(Stored entries)
--*--
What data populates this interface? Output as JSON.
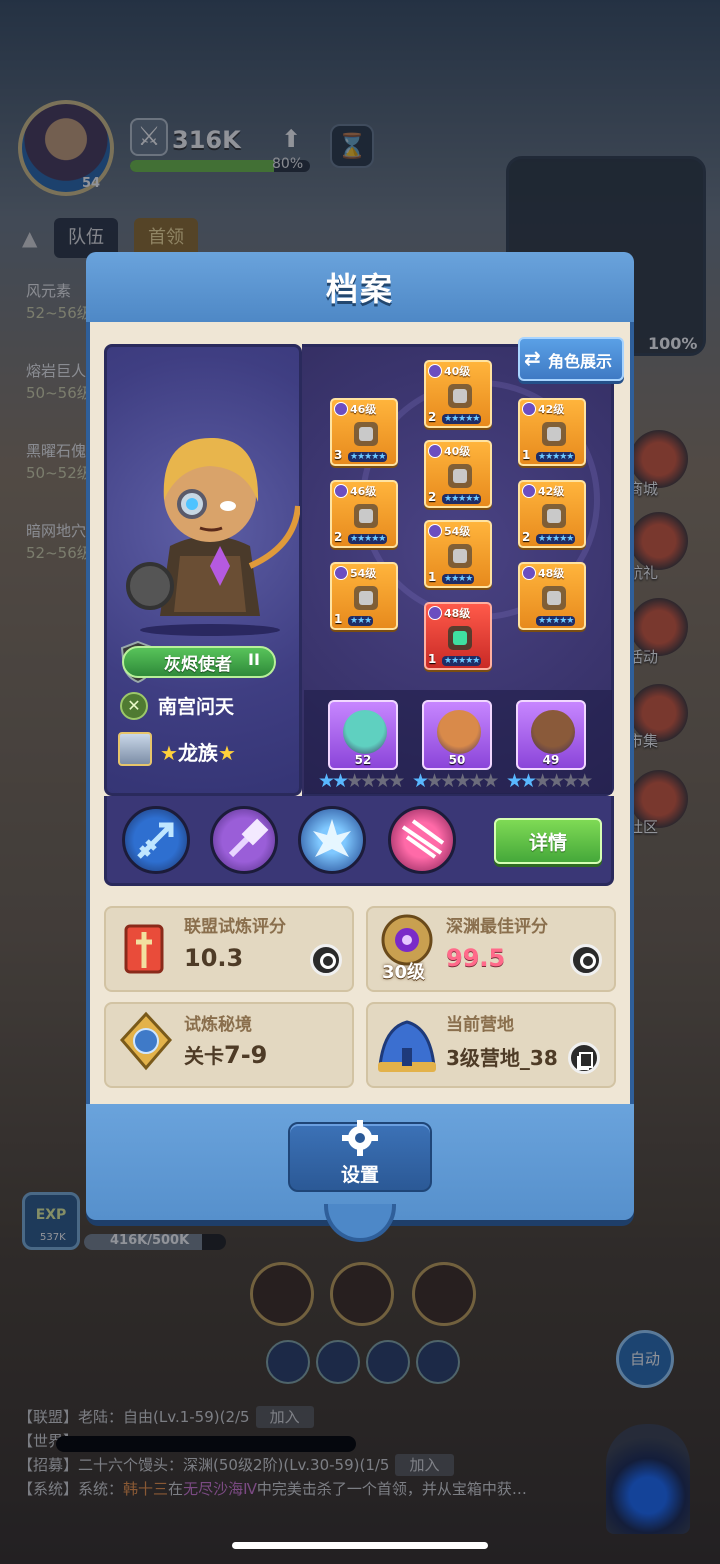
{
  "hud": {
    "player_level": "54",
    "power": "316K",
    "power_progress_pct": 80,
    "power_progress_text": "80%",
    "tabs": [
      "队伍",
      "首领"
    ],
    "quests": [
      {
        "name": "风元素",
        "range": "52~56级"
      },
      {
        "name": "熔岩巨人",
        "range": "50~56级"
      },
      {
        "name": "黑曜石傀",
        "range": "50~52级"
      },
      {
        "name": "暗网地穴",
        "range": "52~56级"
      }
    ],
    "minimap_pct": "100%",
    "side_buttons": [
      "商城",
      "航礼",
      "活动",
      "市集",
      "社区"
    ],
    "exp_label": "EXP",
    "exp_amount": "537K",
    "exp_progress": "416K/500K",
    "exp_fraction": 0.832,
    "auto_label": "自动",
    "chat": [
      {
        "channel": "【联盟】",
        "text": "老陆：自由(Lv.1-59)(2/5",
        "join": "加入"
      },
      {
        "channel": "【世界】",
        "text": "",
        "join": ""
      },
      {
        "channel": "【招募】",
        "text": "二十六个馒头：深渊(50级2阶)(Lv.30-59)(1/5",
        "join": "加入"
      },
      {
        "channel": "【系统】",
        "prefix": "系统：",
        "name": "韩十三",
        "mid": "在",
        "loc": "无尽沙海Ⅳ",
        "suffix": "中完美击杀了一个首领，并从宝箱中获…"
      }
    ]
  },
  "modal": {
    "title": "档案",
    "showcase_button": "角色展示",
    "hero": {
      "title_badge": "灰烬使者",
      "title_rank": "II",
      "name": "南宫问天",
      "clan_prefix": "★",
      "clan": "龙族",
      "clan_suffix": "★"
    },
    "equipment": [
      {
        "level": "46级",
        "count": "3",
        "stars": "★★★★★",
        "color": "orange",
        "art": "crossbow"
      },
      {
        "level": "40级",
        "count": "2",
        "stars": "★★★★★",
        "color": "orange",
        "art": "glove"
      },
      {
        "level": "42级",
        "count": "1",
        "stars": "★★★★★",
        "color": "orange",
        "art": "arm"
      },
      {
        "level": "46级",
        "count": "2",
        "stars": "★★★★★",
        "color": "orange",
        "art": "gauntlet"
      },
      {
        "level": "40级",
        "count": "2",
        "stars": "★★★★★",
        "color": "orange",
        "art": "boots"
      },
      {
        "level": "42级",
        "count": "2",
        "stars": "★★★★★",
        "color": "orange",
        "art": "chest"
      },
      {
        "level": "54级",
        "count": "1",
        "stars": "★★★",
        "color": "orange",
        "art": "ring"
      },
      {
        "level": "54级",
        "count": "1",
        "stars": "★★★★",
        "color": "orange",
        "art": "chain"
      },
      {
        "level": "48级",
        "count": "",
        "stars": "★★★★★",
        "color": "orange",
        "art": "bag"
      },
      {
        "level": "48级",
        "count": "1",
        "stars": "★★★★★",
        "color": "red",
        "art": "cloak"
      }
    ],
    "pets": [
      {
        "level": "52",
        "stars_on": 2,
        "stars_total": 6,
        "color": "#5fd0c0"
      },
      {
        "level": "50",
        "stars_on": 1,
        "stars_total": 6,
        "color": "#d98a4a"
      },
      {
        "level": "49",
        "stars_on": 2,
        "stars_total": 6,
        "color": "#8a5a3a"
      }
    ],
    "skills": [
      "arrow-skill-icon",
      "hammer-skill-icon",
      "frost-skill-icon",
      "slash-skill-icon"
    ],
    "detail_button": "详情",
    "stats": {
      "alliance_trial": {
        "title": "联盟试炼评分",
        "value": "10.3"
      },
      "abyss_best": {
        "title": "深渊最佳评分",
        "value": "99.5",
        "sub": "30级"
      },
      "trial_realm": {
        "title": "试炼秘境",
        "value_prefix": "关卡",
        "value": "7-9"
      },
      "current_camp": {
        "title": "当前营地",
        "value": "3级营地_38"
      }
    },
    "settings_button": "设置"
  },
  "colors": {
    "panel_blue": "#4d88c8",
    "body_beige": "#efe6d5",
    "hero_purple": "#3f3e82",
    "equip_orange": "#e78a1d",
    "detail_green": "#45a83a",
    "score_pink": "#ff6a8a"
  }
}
--*--
• **PROBLEM REQUIREMENTS**: Images must not appear in the copy; reproduce everything else in the records verbatim.

• **WORKED ANSWER**:
What data populates this interface? Output as JSON.
{
  "hud": {
    "player_level": "54",
    "power": "316K",
    "power_progress_pct": 80,
    "power_progress_text": "80%",
    "tabs": [
      "队伍",
      "首领"
    ],
    "quests": [
      {
        "name": "风元素",
        "range": "52~56级"
      },
      {
        "name": "熔岩巨人",
        "range": "50~56级"
      },
      {
        "name": "黑曜石傀",
        "range": "50~52级"
      },
      {
        "name": "暗网地穴",
        "range": "52~56级"
      }
    ],
    "minimap_pct": "100%",
    "side_buttons": [
      "商城",
      "航礼",
      "活动",
      "市集",
      "社区"
    ],
    "exp_label": "EXP",
    "exp_amount": "537K",
    "exp_progress": "416K/500K",
    "exp_fraction": 0.832,
    "auto_label": "自动",
    "chat": [
      {
        "channel": "【联盟】",
        "text": "老陆：自由(Lv.1-59)(2/5",
        "join": "加入"
      },
      {
        "channel": "【世界】",
        "text": "",
        "join": ""
      },
      {
        "channel": "【招募】",
        "text": "二十六个馒头：深渊(50级2阶)(Lv.30-59)(1/5",
        "join": "加入"
      },
      {
        "channel": "【系统】",
        "prefix": "系统：",
        "name": "韩十三",
        "mid": "在",
        "loc": "无尽沙海Ⅳ",
        "suffix": "中完美击杀了一个首领，并从宝箱中获…"
      }
    ]
  },
  "modal": {
    "title": "档案",
    "showcase_button": "角色展示",
    "hero": {
      "title_badge": "灰烬使者",
      "title_rank": "II",
      "name": "南宫问天",
      "clan_prefix": "★",
      "clan": "龙族",
      "clan_suffix": "★"
    },
    "equipment": [
      {
        "level": "46级",
        "count": "3",
        "stars": "★★★★★",
        "color": "orange",
        "art": "crossbow"
      },
      {
        "level": "40级",
        "count": "2",
        "stars": "★★★★★",
        "color": "orange",
        "art": "glove"
      },
      {
        "level": "42级",
        "count": "1",
        "stars": "★★★★★",
        "color": "orange",
        "art": "arm"
      },
      {
        "level": "46级",
        "count": "2",
        "stars": "★★★★★",
        "color": "orange",
        "art": "gauntlet"
      },
      {
        "level": "40级",
        "count": "2",
        "stars": "★★★★★",
        "color": "orange",
        "art": "boots"
      },
      {
        "level": "42级",
        "count": "2",
        "stars": "★★★★★",
        "color": "orange",
        "art": "chest"
      },
      {
        "level": "54级",
        "count": "1",
        "stars": "★★★",
        "color": "orange",
        "art": "ring"
      },
      {
        "level": "54级",
        "count": "1",
        "stars": "★★★★",
        "color": "orange",
        "art": "chain"
      },
      {
        "level": "48级",
        "count": "",
        "stars": "★★★★★",
        "color": "orange",
        "art": "bag"
      },
      {
        "level": "48级",
        "count": "1",
        "stars": "★★★★★",
        "color": "red",
        "art": "cloak"
      }
    ],
    "pets": [
      {
        "level": "52",
        "stars_on": 2,
        "stars_total": 6,
        "color": "#5fd0c0"
      },
      {
        "level": "50",
        "stars_on": 1,
        "stars_total": 6,
        "color": "#d98a4a"
      },
      {
        "level": "49",
        "stars_on": 2,
        "stars_total": 6,
        "color": "#8a5a3a"
      }
    ],
    "skills": [
      "arrow-skill-icon",
      "hammer-skill-icon",
      "frost-skill-icon",
      "slash-skill-icon"
    ],
    "detail_button": "详情",
    "stats": {
      "alliance_trial": {
        "title": "联盟试炼评分",
        "value": "10.3"
      },
      "abyss_best": {
        "title": "深渊最佳评分",
        "value": "99.5",
        "sub": "30级"
      },
      "trial_realm": {
        "title": "试炼秘境",
        "value_prefix": "关卡",
        "value": "7-9"
      },
      "current_camp": {
        "title": "当前营地",
        "value": "3级营地_38"
      }
    },
    "settings_button": "设置"
  },
  "colors": {
    "panel_blue": "#4d88c8",
    "body_beige": "#efe6d5",
    "hero_purple": "#3f3e82",
    "equip_orange": "#e78a1d",
    "detail_green": "#45a83a",
    "score_pink": "#ff6a8a"
  }
}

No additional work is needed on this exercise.